Dataset listings of figures
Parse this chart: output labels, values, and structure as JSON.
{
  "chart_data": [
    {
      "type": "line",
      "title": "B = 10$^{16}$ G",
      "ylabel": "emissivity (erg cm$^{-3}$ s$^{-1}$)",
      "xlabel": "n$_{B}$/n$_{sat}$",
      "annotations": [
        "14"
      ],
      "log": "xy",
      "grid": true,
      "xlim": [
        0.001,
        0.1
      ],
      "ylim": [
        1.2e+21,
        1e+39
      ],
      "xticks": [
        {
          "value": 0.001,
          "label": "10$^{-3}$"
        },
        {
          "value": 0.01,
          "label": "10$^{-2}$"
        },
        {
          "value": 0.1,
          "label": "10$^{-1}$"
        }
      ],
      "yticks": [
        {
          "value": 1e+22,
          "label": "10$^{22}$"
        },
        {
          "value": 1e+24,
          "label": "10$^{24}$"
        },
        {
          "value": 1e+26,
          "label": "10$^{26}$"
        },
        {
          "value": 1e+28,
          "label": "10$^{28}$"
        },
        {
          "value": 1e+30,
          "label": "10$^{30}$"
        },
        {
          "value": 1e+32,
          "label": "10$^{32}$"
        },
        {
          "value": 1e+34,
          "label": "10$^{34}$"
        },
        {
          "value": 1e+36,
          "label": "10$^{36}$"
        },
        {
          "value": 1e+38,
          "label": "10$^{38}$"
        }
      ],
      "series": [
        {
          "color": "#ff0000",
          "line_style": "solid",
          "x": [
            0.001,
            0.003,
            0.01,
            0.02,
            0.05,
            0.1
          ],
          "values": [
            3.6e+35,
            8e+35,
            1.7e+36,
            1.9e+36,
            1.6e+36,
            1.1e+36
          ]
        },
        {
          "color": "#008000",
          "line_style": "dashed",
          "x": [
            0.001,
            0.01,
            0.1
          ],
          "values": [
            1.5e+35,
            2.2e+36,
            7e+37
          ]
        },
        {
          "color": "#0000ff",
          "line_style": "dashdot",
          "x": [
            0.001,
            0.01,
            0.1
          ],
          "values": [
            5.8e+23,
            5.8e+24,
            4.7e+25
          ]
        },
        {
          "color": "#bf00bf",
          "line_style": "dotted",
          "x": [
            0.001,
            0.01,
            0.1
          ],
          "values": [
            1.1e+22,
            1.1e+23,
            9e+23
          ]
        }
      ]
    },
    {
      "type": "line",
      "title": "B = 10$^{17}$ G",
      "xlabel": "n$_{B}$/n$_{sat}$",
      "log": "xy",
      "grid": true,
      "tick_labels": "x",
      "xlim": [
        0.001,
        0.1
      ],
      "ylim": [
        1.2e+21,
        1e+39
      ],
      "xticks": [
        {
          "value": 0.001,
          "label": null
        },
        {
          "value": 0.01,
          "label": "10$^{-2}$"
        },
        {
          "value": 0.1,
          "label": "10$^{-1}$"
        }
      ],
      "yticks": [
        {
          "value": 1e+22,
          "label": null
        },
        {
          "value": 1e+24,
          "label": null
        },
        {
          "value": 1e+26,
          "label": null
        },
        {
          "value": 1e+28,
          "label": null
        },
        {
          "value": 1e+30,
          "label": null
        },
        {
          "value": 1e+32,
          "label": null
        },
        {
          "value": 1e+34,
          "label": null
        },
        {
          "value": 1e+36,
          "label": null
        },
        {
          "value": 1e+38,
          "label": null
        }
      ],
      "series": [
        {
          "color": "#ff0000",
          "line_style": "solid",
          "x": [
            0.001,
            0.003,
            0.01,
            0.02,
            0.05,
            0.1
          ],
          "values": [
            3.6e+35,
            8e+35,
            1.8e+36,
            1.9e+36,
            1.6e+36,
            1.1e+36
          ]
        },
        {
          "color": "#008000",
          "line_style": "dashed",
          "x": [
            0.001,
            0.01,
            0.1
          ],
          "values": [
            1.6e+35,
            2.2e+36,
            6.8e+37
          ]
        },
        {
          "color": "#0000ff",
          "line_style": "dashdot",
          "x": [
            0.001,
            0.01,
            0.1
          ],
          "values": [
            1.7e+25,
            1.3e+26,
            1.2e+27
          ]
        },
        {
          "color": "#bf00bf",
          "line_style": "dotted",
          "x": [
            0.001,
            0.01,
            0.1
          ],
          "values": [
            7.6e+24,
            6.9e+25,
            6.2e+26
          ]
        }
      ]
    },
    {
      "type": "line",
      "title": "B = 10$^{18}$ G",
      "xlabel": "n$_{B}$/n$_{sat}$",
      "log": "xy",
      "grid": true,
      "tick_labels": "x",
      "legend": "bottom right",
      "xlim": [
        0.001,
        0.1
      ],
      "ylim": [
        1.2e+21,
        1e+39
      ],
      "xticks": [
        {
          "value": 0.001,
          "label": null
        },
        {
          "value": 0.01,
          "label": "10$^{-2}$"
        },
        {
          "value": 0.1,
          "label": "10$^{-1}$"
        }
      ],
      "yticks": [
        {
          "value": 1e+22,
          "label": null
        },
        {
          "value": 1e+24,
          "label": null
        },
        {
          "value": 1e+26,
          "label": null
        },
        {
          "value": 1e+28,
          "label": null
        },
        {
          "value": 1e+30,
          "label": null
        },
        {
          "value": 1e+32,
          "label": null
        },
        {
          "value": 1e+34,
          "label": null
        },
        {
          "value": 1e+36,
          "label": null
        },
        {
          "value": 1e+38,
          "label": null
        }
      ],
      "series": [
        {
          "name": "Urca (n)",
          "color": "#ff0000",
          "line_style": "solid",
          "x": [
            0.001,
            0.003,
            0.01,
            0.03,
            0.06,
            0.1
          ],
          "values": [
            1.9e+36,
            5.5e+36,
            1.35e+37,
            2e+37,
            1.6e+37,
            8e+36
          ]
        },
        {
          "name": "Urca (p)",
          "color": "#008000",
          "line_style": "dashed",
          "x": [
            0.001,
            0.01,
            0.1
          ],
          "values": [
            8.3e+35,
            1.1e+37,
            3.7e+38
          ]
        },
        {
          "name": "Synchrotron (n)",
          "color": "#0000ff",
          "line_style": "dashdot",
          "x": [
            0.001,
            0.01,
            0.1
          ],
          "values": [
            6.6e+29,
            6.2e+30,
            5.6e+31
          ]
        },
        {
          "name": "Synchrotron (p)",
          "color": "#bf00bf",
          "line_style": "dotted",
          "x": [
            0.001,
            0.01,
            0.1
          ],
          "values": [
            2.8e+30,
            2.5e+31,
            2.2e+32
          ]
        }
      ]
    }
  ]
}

*Exercise instructions:*
Print the material above once more, exactly.

*Written response:*
Parse this chart: output labels, values, and structure as JSON.
{
  "chart_data": [
    {
      "type": "line",
      "title": "B = 10$^{16}$ G",
      "ylabel": "emissivity (erg cm$^{-3}$ s$^{-1}$)",
      "xlabel": "n$_{B}$/n$_{sat}$",
      "annotations": [
        "14"
      ],
      "log": "xy",
      "grid": true,
      "xlim": [
        0.001,
        0.1
      ],
      "ylim": [
        1.2e+21,
        1e+39
      ],
      "xticks": [
        {
          "value": 0.001,
          "label": "10$^{-3}$"
        },
        {
          "value": 0.01,
          "label": "10$^{-2}$"
        },
        {
          "value": 0.1,
          "label": "10$^{-1}$"
        }
      ],
      "yticks": [
        {
          "value": 1e+22,
          "label": "10$^{22}$"
        },
        {
          "value": 1e+24,
          "label": "10$^{24}$"
        },
        {
          "value": 1e+26,
          "label": "10$^{26}$"
        },
        {
          "value": 1e+28,
          "label": "10$^{28}$"
        },
        {
          "value": 1e+30,
          "label": "10$^{30}$"
        },
        {
          "value": 1e+32,
          "label": "10$^{32}$"
        },
        {
          "value": 1e+34,
          "label": "10$^{34}$"
        },
        {
          "value": 1e+36,
          "label": "10$^{36}$"
        },
        {
          "value": 1e+38,
          "label": "10$^{38}$"
        }
      ],
      "series": [
        {
          "color": "#ff0000",
          "line_style": "solid",
          "x": [
            0.001,
            0.003,
            0.01,
            0.02,
            0.05,
            0.1
          ],
          "values": [
            3.6e+35,
            8e+35,
            1.7e+36,
            1.9e+36,
            1.6e+36,
            1.1e+36
          ]
        },
        {
          "color": "#008000",
          "line_style": "dashed",
          "x": [
            0.001,
            0.01,
            0.1
          ],
          "values": [
            1.5e+35,
            2.2e+36,
            7e+37
          ]
        },
        {
          "color": "#0000ff",
          "line_style": "dashdot",
          "x": [
            0.001,
            0.01,
            0.1
          ],
          "values": [
            5.8e+23,
            5.8e+24,
            4.7e+25
          ]
        },
        {
          "color": "#bf00bf",
          "line_style": "dotted",
          "x": [
            0.001,
            0.01,
            0.1
          ],
          "values": [
            1.1e+22,
            1.1e+23,
            9e+23
          ]
        }
      ]
    },
    {
      "type": "line",
      "title": "B = 10$^{17}$ G",
      "xlabel": "n$_{B}$/n$_{sat}$",
      "log": "xy",
      "grid": true,
      "tick_labels": "x",
      "xlim": [
        0.001,
        0.1
      ],
      "ylim": [
        1.2e+21,
        1e+39
      ],
      "xticks": [
        {
          "value": 0.001,
          "label": null
        },
        {
          "value": 0.01,
          "label": "10$^{-2}$"
        },
        {
          "value": 0.1,
          "label": "10$^{-1}$"
        }
      ],
      "yticks": [
        {
          "value": 1e+22,
          "label": null
        },
        {
          "value": 1e+24,
          "label": null
        },
        {
          "value": 1e+26,
          "label": null
        },
        {
          "value": 1e+28,
          "label": null
        },
        {
          "value": 1e+30,
          "label": null
        },
        {
          "value": 1e+32,
          "label": null
        },
        {
          "value": 1e+34,
          "label": null
        },
        {
          "value": 1e+36,
          "label": null
        },
        {
          "value": 1e+38,
          "label": null
        }
      ],
      "series": [
        {
          "color": "#ff0000",
          "line_style": "solid",
          "x": [
            0.001,
            0.003,
            0.01,
            0.02,
            0.05,
            0.1
          ],
          "values": [
            3.6e+35,
            8e+35,
            1.8e+36,
            1.9e+36,
            1.6e+36,
            1.1e+36
          ]
        },
        {
          "color": "#008000",
          "line_style": "dashed",
          "x": [
            0.001,
            0.01,
            0.1
          ],
          "values": [
            1.6e+35,
            2.2e+36,
            6.8e+37
          ]
        },
        {
          "color": "#0000ff",
          "line_style": "dashdot",
          "x": [
            0.001,
            0.01,
            0.1
          ],
          "values": [
            1.7e+25,
            1.3e+26,
            1.2e+27
          ]
        },
        {
          "color": "#bf00bf",
          "line_style": "dotted",
          "x": [
            0.001,
            0.01,
            0.1
          ],
          "values": [
            7.6e+24,
            6.9e+25,
            6.2e+26
          ]
        }
      ]
    },
    {
      "type": "line",
      "title": "B = 10$^{18}$ G",
      "xlabel": "n$_{B}$/n$_{sat}$",
      "log": "xy",
      "grid": true,
      "tick_labels": "x",
      "legend": "bottom right",
      "xlim": [
        0.001,
        0.1
      ],
      "ylim": [
        1.2e+21,
        1e+39
      ],
      "xticks": [
        {
          "value": 0.001,
          "label": null
        },
        {
          "value": 0.01,
          "label": "10$^{-2}$"
        },
        {
          "value": 0.1,
          "label": "10$^{-1}$"
        }
      ],
      "yticks": [
        {
          "value": 1e+22,
          "label": null
        },
        {
          "value": 1e+24,
          "label": null
        },
        {
          "value": 1e+26,
          "label": null
        },
        {
          "value": 1e+28,
          "label": null
        },
        {
          "value": 1e+30,
          "label": null
        },
        {
          "value": 1e+32,
          "label": null
        },
        {
          "value": 1e+34,
          "label": null
        },
        {
          "value": 1e+36,
          "label": null
        },
        {
          "value": 1e+38,
          "label": null
        }
      ],
      "series": [
        {
          "name": "Urca (n)",
          "color": "#ff0000",
          "line_style": "solid",
          "x": [
            0.001,
            0.003,
            0.01,
            0.03,
            0.06,
            0.1
          ],
          "values": [
            1.9e+36,
            5.5e+36,
            1.35e+37,
            2e+37,
            1.6e+37,
            8e+36
          ]
        },
        {
          "name": "Urca (p)",
          "color": "#008000",
          "line_style": "dashed",
          "x": [
            0.001,
            0.01,
            0.1
          ],
          "values": [
            8.3e+35,
            1.1e+37,
            3.7e+38
          ]
        },
        {
          "name": "Synchrotron (n)",
          "color": "#0000ff",
          "line_style": "dashdot",
          "x": [
            0.001,
            0.01,
            0.1
          ],
          "values": [
            6.6e+29,
            6.2e+30,
            5.6e+31
          ]
        },
        {
          "name": "Synchrotron (p)",
          "color": "#bf00bf",
          "line_style": "dotted",
          "x": [
            0.001,
            0.01,
            0.1
          ],
          "values": [
            2.8e+30,
            2.5e+31,
            2.2e+32
          ]
        }
      ]
    }
  ]
}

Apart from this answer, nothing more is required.